The records:
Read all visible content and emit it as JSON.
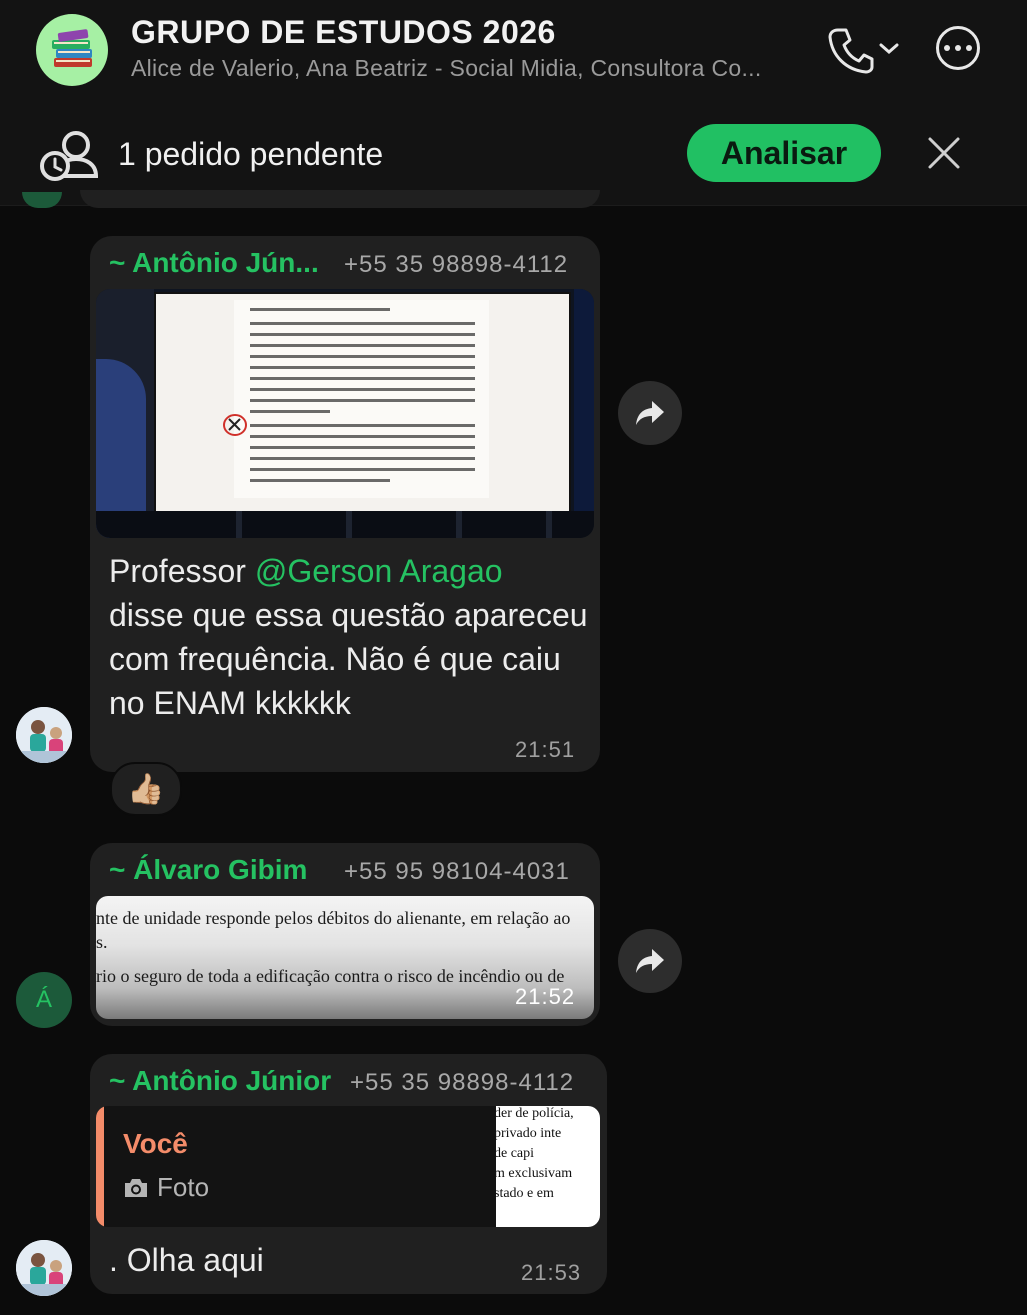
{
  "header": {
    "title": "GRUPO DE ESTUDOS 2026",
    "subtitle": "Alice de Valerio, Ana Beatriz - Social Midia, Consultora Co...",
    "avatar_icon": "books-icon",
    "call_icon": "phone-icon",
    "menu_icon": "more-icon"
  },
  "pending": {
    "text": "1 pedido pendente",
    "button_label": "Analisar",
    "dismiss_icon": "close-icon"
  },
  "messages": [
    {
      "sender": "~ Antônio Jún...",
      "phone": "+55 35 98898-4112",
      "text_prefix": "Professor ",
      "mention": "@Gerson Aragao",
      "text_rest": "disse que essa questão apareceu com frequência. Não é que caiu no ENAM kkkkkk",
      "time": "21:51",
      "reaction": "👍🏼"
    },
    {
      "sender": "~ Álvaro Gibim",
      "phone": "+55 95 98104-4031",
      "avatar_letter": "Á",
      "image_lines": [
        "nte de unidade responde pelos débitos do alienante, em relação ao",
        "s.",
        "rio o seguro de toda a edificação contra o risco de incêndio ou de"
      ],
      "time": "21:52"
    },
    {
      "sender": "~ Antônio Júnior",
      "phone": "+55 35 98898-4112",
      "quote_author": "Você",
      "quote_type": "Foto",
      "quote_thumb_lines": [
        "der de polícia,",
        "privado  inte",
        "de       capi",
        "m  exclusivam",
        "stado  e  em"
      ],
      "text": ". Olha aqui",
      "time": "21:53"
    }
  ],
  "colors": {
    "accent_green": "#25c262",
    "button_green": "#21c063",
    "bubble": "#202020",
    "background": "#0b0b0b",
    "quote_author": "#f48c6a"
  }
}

* * *

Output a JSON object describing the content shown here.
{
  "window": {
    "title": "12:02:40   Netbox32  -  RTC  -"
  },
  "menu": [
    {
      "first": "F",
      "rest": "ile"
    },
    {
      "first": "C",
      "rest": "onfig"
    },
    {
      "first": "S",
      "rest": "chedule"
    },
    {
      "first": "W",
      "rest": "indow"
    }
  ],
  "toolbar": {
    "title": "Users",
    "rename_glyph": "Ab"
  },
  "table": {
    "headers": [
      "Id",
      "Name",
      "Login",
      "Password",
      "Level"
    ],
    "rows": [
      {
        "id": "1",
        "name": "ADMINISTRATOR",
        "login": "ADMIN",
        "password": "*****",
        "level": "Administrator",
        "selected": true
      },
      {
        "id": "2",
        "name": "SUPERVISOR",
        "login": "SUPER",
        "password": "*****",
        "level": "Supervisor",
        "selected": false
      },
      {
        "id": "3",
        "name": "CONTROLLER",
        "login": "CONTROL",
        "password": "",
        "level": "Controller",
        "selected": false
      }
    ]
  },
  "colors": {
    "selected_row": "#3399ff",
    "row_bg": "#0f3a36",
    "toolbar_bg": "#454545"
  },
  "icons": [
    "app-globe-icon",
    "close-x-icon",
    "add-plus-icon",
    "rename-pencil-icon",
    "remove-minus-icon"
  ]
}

Problem:
Find all the lines containing "close" in the material, then copy them.

Full output:
    "dismiss_icon": "close-icon"
    "close-x-icon",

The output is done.